## Текст
——

Г.: Вы довольны своими подопечными?

Дж.: Да, люблю, лучше так скажу, люблю и… надеюсь на них, хочу думать, что они во мне нуждаются. Точно, если я спрошу их, они мне скажут, почему нуждаются, то будет плохо. А я так надеюсь, что они прошли, улыбнулись мне, и я так тешусь, говорю – любят меня.

Я им всегда говорю, как мой учитель говорил: приходите в театр зализывать раны, потому что кино – всё-таки потребитель. В кино, телевидении нет любви, нет. Я очень давно в кино снимаюсь, поэтому ответственно говорю. Театр, особенно русский театр – мой дом, там есть истина.

Г.: Я знаю, что вы не очень любите пускать журналистов в свое прошлое…

Дж.: Нет-нет, нет проблем, нет проблем…

Г.: Но вот вы как-то сказали, что… “хотя у меня здоровая психика, я иногда вспоминаю запах своего ереванского детства”.

Дж.: Конечно.

——

## Исходные строки
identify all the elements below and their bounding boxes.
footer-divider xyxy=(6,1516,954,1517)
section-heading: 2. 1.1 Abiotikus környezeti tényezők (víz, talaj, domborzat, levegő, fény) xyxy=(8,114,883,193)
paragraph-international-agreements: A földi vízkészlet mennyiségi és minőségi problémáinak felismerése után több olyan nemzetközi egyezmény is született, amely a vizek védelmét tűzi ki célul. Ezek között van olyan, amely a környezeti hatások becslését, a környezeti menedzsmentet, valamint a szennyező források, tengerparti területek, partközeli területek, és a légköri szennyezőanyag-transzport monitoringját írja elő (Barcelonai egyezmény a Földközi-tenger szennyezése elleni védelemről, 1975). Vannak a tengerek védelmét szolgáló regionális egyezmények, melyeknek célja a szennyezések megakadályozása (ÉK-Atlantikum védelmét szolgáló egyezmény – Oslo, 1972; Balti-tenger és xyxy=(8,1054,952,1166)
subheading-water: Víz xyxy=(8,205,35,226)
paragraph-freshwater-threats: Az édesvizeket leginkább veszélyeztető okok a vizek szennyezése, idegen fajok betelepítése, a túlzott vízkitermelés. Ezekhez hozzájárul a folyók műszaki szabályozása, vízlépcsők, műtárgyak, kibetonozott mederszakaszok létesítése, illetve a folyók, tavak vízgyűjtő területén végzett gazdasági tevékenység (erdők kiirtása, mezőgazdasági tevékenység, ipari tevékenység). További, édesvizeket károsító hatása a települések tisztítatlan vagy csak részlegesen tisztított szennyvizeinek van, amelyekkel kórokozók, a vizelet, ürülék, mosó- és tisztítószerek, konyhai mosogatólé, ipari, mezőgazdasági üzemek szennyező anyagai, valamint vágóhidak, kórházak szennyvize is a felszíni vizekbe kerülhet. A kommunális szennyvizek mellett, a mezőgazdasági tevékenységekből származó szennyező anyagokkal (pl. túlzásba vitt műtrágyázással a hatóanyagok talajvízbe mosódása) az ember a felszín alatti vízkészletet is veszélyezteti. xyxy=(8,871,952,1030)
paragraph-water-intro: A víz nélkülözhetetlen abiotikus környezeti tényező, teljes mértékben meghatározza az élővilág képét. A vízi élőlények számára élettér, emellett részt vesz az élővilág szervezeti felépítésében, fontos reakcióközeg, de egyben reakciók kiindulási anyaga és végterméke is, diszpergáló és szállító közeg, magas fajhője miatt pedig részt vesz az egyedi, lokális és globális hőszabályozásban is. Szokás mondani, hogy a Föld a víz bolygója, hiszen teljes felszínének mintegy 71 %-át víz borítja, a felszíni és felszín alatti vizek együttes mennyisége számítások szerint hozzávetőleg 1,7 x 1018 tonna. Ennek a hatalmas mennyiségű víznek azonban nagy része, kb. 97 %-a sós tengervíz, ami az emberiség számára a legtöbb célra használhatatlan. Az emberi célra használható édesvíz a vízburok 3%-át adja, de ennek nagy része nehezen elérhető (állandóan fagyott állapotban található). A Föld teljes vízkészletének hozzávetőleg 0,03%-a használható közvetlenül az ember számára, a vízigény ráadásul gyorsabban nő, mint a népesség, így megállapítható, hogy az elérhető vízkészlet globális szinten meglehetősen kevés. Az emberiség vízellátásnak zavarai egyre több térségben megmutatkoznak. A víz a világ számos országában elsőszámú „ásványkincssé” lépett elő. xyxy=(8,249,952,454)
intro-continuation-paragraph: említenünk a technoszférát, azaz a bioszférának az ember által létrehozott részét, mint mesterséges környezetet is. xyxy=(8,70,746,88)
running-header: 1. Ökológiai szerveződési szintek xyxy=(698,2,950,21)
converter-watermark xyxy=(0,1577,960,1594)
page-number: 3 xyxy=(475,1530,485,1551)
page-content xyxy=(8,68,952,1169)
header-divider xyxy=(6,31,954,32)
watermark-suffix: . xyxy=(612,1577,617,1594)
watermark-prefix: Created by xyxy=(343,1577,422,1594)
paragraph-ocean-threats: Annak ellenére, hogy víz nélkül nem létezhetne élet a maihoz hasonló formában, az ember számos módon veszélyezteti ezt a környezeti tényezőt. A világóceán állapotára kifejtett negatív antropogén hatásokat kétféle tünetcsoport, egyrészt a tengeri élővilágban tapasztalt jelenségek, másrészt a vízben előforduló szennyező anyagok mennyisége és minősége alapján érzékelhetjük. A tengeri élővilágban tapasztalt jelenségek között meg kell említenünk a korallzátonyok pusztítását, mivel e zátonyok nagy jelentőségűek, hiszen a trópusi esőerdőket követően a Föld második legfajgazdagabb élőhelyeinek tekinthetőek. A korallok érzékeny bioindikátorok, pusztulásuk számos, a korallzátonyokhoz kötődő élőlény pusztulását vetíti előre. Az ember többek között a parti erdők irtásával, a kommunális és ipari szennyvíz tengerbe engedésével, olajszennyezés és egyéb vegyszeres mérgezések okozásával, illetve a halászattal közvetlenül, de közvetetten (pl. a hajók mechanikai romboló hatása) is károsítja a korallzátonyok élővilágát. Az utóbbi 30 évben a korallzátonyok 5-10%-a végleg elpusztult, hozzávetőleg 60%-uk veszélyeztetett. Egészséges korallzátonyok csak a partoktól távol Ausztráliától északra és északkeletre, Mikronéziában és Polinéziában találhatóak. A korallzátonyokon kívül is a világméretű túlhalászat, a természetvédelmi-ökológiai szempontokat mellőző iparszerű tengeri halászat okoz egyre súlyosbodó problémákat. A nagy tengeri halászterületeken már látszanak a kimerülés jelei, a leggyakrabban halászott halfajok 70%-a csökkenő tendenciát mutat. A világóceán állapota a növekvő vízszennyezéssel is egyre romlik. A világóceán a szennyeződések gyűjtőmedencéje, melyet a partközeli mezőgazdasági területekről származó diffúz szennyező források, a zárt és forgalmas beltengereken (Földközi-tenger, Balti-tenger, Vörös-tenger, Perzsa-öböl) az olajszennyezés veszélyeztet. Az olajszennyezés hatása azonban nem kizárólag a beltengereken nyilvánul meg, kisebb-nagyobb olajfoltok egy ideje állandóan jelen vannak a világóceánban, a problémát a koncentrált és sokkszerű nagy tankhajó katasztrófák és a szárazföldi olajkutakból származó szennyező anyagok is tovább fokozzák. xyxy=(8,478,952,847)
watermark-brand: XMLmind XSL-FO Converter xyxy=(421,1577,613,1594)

——

## Задание
Измените отрывок интервью от слов «Дж.: Нет-нет, нет» до слов «Дж.: Конечно.» включительно: приведите его целиком, заменив «запах» на «вкус».

## Ответ
Дж.: Нет-нет, нет проблем, нет проблем…

Г.: Но вот вы как-то сказали, что… “хотя у меня здоровая психика, я иногда вспоминаю вкус своего ереванского детства”.

Дж.: Конечно.